Stored records —
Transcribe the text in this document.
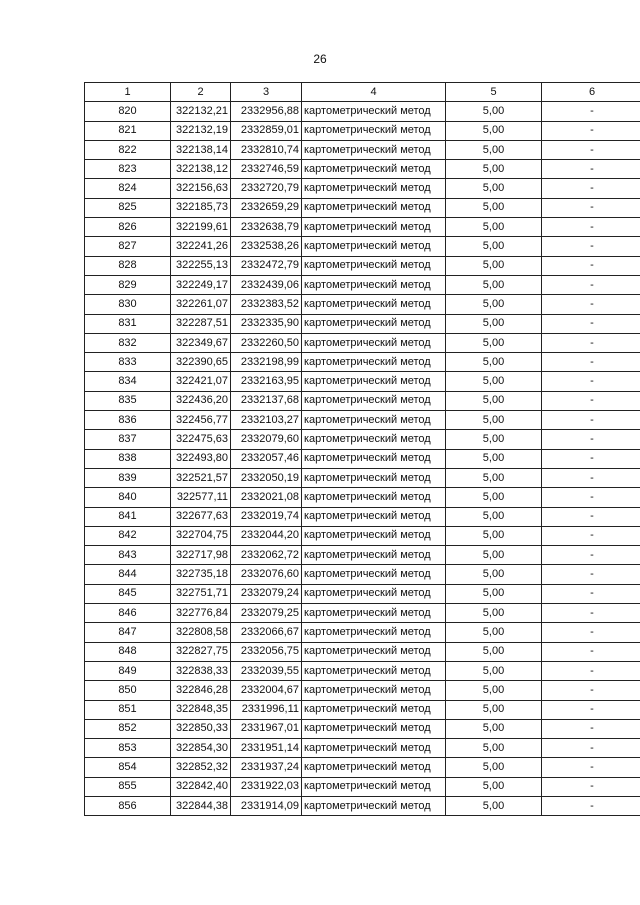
26
1	2	3	4	5	6
820	322132,21	2332956,88	картометрический метод	5,00	-
821	322132,19	2332859,01	картометрический метод	5,00	-
822	322138,14	2332810,74	картометрический метод	5,00	-
823	322138,12	2332746,59	картометрический метод	5,00	-
824	322156,63	2332720,79	картометрический метод	5,00	-
825	322185,73	2332659,29	картометрический метод	5,00	-
826	322199,61	2332638,79	картометрический метод	5,00	-
827	322241,26	2332538,26	картометрический метод	5,00	-
828	322255,13	2332472,79	картометрический метод	5,00	-
829	322249,17	2332439,06	картометрический метод	5,00	-
830	322261,07	2332383,52	картометрический метод	5,00	-
831	322287,51	2332335,90	картометрический метод	5,00	-
832	322349,67	2332260,50	картометрический метод	5,00	-
833	322390,65	2332198,99	картометрический метод	5,00	-
834	322421,07	2332163,95	картометрический метод	5,00	-
835	322436,20	2332137,68	картометрический метод	5,00	-
836	322456,77	2332103,27	картометрический метод	5,00	-
837	322475,63	2332079,60	картометрический метод	5,00	-
838	322493,80	2332057,46	картометрический метод	5,00	-
839	322521,57	2332050,19	картометрический метод	5,00	-
840	322577,11	2332021,08	картометрический метод	5,00	-
841	322677,63	2332019,74	картометрический метод	5,00	-
842	322704,75	2332044,20	картометрический метод	5,00	-
843	322717,98	2332062,72	картометрический метод	5,00	-
844	322735,18	2332076,60	картометрический метод	5,00	-
845	322751,71	2332079,24	картометрический метод	5,00	-
846	322776,84	2332079,25	картометрический метод	5,00	-
847	322808,58	2332066,67	картометрический метод	5,00	-
848	322827,75	2332056,75	картометрический метод	5,00	-
849	322838,33	2332039,55	картометрический метод	5,00	-
850	322846,28	2332004,67	картометрический метод	5,00	-
851	322848,35	2331996,11	картометрический метод	5,00	-
852	322850,33	2331967,01	картометрический метод	5,00	-
853	322854,30	2331951,14	картометрический метод	5,00	-
854	322852,32	2331937,24	картометрический метод	5,00	-
855	322842,40	2331922,03	картометрический метод	5,00	-
856	322844,38	2331914,09	картометрический метод	5,00	-
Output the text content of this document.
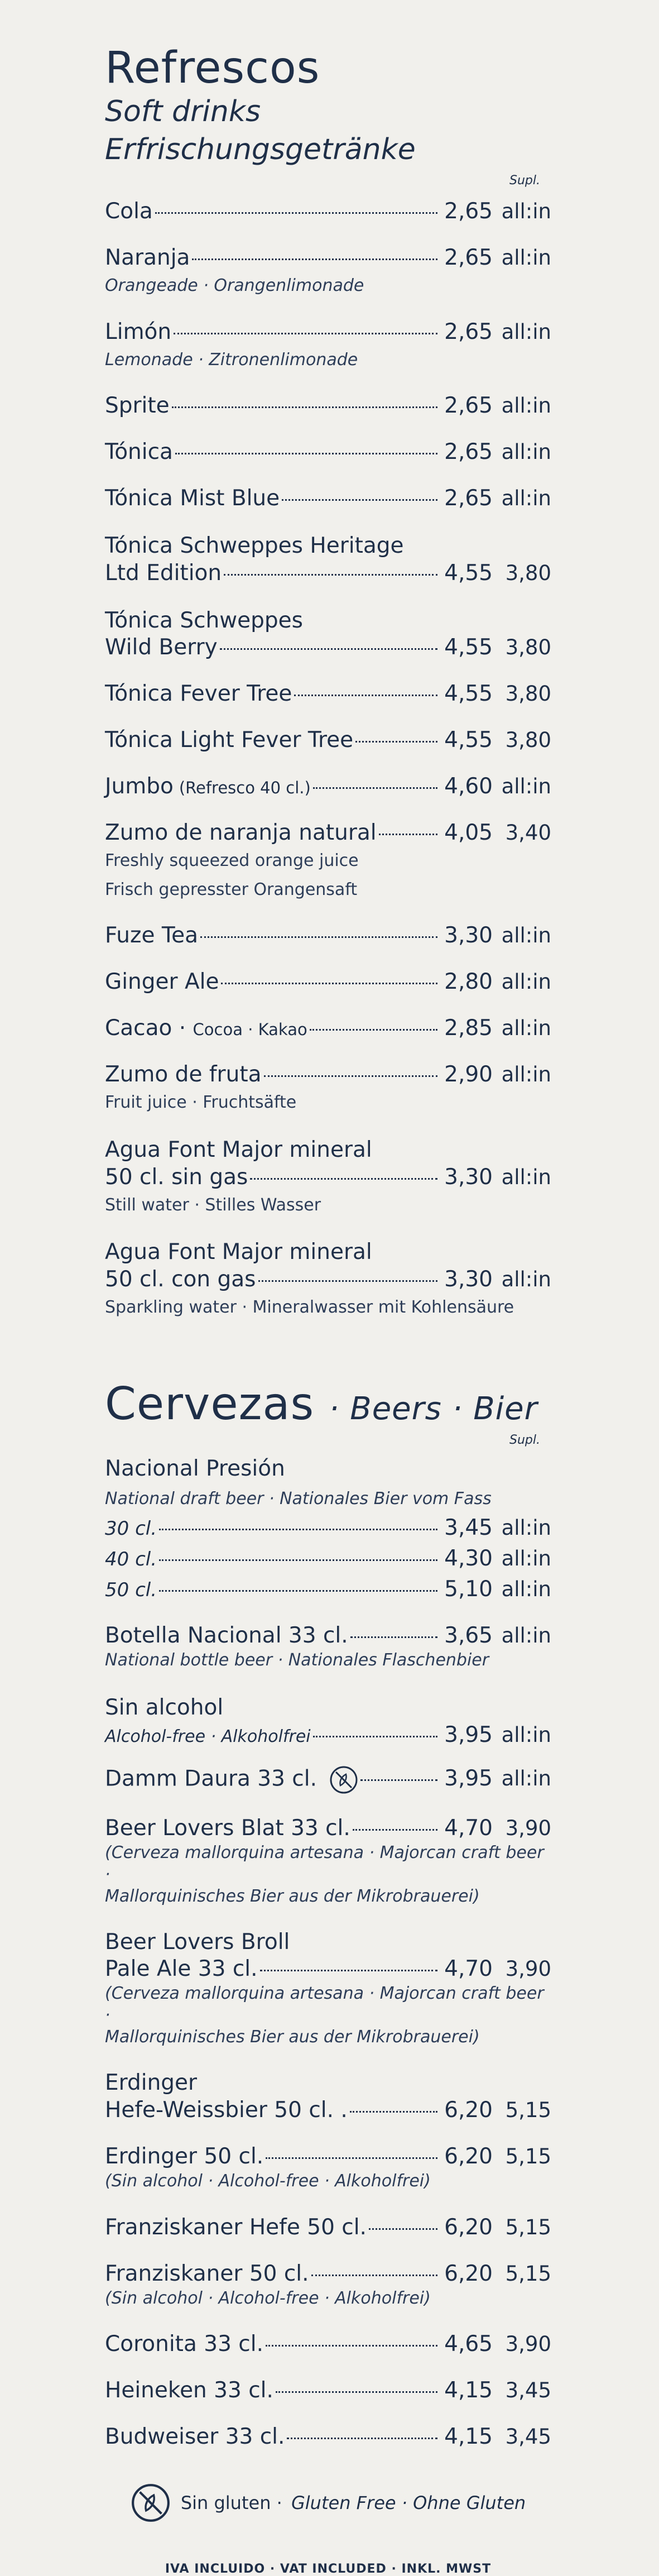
Refrescos
Soft drinks
Erfrischungsgetränke
Supl.
Cola	2,65 all:in
Naranja	2,65 all:in
Orangeade · Orangenlimonade
Limón	2,65 all:in
Lemonade · Zitronenlimonade
Sprite	2,65 all:in
Tónica	2,65 all:in
Tónica Mist Blue	2,65 all:in
Tónica Schweppes Heritage
Ltd Edition	4,55 3,80
Tónica Schweppes
Wild Berry	4,55 3,80
Tónica Fever Tree	4,55 3,80
Tónica Light Fever Tree	4,55 3,80
Jumbo (Refresco 40 cl.)	4,60 all:in
Zumo de naranja natural	4,05 3,40
Freshly squeezed orange juice
Frisch gepresster Orangensaft
Fuze Tea	3,30 all:in
Ginger Ale	2,80 all:in
Cacao · Cocoa · Kakao	2,85 all:in
Zumo de fruta	2,90 all:in
Fruit juice · Fruchtsäfte
Agua Font Major mineral
50 cl. sin gas	3,30 all:in
Still water · Stilles Wasser
Agua Font Major mineral
50 cl. con gas	3,30 all:in
Sparkling water · Mineralwasser mit Kohlensäure
Cervezas · Beers · Bier
Supl.
Nacional Presión
National draft beer · Nationales Bier vom Fass
30 cl.	3,45 all:in
40 cl.	4,30 all:in
50 cl.	5,10 all:in
Botella Nacional 33 cl.	3,65 all:in
National bottle beer · Nationales Flaschenbier
Sin alcohol
Alcohol-free · Alkoholfrei	3,95 all:in
Damm Daura 33 cl.	3,95 all:in
Beer Lovers Blat 33 cl.	4,70 3,90
(Cerveza mallorquina artesana · Majorcan craft beer ·
Mallorquinisches Bier aus der Mikrobrauerei)
Beer Lovers Broll
Pale Ale 33 cl.	4,70 3,90
(Cerveza mallorquina artesana · Majorcan craft beer ·
Mallorquinisches Bier aus der Mikrobrauerei)
Erdinger
Hefe-Weissbier 50 cl. .	6,20 5,15
Erdinger 50 cl.	6,20 5,15
(Sin alcohol · Alcohol-free · Alkoholfrei)
Franziskaner Hefe 50 cl.	6,20 5,15
Franziskaner 50 cl.	6,20 5,15
(Sin alcohol · Alcohol-free · Alkoholfrei)
Coronita 33 cl.	4,65 3,90
Heineken 33 cl.	4,15 3,45
Budweiser 33 cl.	4,15 3,45
Sin gluten · Gluten Free · Ohne Gluten
IVA INCLUIDO · VAT INCLUDED · INKL. MWST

Problem —
Which lines include the word "document"? Copy every one of them.

The output —
Transcribe the text in this document.
Output the text content of this document.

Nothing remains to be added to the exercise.